Track down each line that has the word "habitantes" and copy it.

****************************************

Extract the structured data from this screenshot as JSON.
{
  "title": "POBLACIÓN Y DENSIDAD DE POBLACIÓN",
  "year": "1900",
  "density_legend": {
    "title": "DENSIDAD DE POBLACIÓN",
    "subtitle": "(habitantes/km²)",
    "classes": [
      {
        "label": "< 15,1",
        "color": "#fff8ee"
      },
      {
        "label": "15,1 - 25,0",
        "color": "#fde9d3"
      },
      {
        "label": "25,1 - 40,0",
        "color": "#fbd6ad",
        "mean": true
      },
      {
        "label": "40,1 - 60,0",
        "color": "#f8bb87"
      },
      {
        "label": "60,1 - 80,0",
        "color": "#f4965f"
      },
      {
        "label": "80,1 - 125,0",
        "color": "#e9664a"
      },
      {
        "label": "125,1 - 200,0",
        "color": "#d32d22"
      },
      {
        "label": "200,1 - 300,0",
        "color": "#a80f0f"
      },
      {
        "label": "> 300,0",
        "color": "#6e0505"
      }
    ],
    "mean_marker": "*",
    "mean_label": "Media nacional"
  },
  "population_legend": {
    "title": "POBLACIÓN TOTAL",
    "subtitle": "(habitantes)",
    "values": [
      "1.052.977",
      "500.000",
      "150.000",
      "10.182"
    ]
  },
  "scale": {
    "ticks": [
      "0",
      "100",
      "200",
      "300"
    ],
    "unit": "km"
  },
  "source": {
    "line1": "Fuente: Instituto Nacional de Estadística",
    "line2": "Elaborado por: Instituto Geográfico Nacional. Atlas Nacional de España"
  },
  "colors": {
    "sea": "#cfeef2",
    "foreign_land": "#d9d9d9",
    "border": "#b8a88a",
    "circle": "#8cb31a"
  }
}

****************************************

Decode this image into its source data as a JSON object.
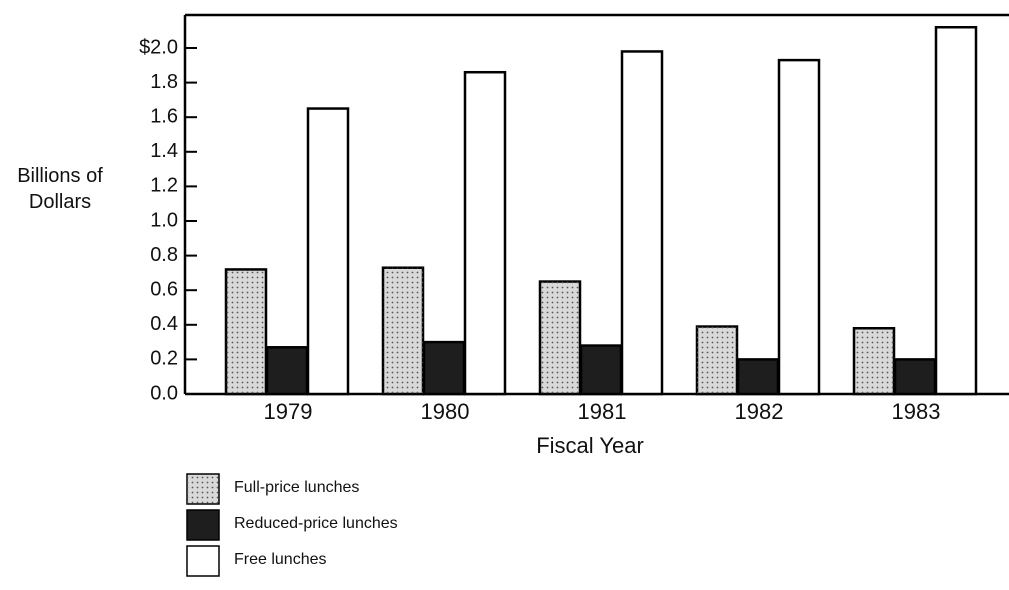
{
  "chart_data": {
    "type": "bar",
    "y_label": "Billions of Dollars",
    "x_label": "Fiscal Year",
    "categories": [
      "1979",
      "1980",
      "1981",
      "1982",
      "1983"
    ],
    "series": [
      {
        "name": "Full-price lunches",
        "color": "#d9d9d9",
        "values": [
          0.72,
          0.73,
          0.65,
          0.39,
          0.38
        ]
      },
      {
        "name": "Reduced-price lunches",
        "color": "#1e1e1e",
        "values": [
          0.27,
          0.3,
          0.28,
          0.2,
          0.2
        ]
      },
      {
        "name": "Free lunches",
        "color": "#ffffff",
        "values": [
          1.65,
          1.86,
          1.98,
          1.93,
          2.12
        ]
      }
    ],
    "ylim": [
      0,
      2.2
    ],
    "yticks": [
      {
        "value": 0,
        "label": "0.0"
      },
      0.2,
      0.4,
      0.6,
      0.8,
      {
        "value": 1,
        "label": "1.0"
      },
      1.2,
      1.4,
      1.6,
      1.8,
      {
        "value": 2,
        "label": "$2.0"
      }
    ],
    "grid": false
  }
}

****************************************

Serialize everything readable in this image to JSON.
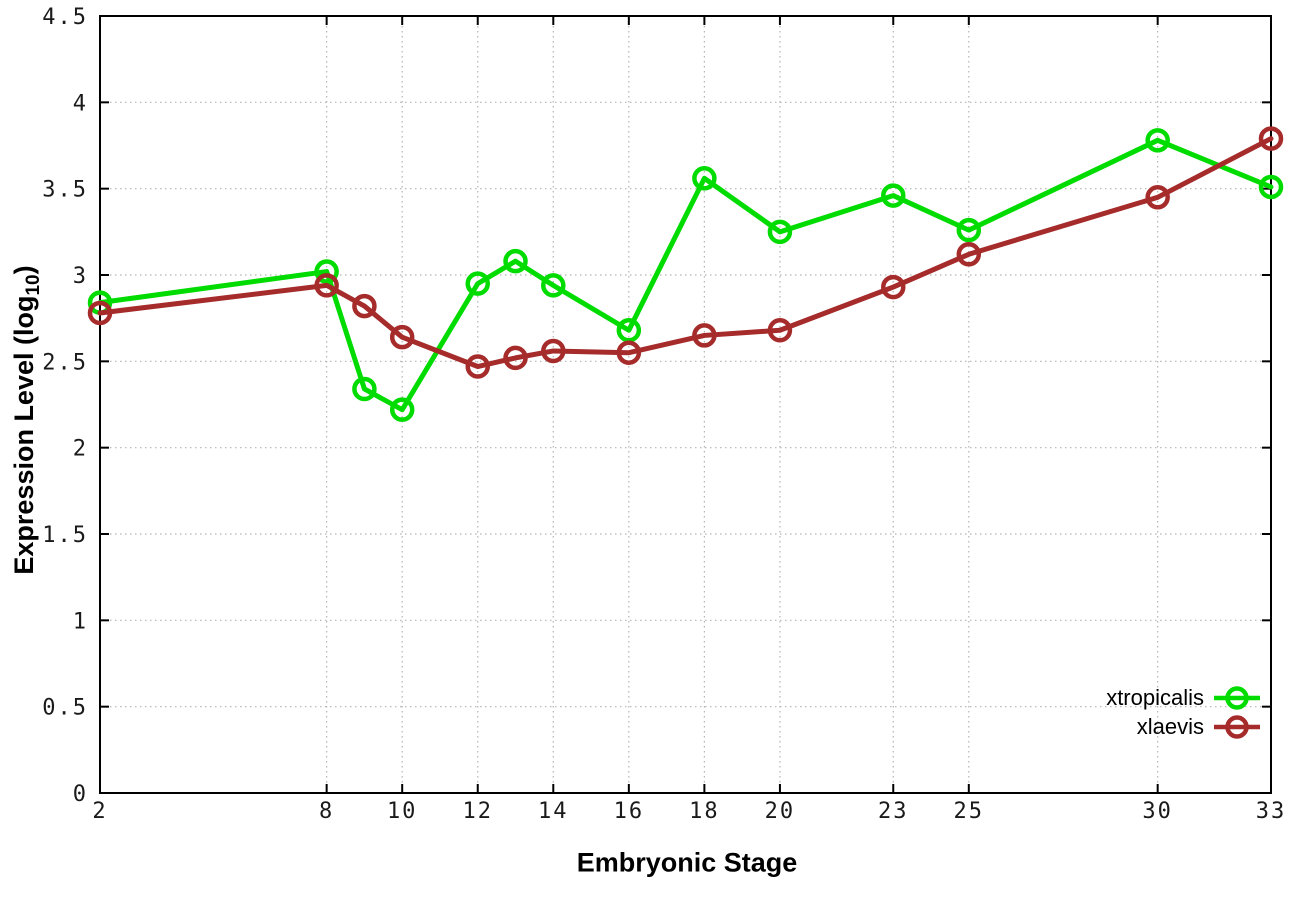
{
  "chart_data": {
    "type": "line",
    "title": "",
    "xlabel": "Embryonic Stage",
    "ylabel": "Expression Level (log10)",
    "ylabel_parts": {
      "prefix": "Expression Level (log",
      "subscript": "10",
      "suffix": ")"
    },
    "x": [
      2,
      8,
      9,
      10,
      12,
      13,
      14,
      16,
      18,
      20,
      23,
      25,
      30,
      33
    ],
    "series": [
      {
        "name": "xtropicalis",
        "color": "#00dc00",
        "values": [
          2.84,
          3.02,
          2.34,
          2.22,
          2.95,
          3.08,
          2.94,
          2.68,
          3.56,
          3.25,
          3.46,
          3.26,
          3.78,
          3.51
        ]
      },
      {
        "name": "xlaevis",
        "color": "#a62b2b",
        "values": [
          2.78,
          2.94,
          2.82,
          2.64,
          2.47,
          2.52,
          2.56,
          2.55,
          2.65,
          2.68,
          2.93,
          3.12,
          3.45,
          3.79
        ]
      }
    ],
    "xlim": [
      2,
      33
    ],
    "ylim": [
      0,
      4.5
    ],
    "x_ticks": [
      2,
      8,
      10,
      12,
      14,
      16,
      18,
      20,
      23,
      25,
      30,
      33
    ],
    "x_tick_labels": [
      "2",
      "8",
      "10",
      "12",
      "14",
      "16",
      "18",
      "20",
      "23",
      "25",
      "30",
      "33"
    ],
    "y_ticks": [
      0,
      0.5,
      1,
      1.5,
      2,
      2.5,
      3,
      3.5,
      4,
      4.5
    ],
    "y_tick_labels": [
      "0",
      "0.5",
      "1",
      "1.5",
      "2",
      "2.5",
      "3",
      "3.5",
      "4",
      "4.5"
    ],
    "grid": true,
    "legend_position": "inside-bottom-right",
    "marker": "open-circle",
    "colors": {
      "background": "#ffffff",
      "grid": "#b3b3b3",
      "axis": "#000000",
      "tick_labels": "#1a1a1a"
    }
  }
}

****************************************

__The reply__.
    "subtitle": "(habitantes/km²)",
    "subtitle": "(habitantes)",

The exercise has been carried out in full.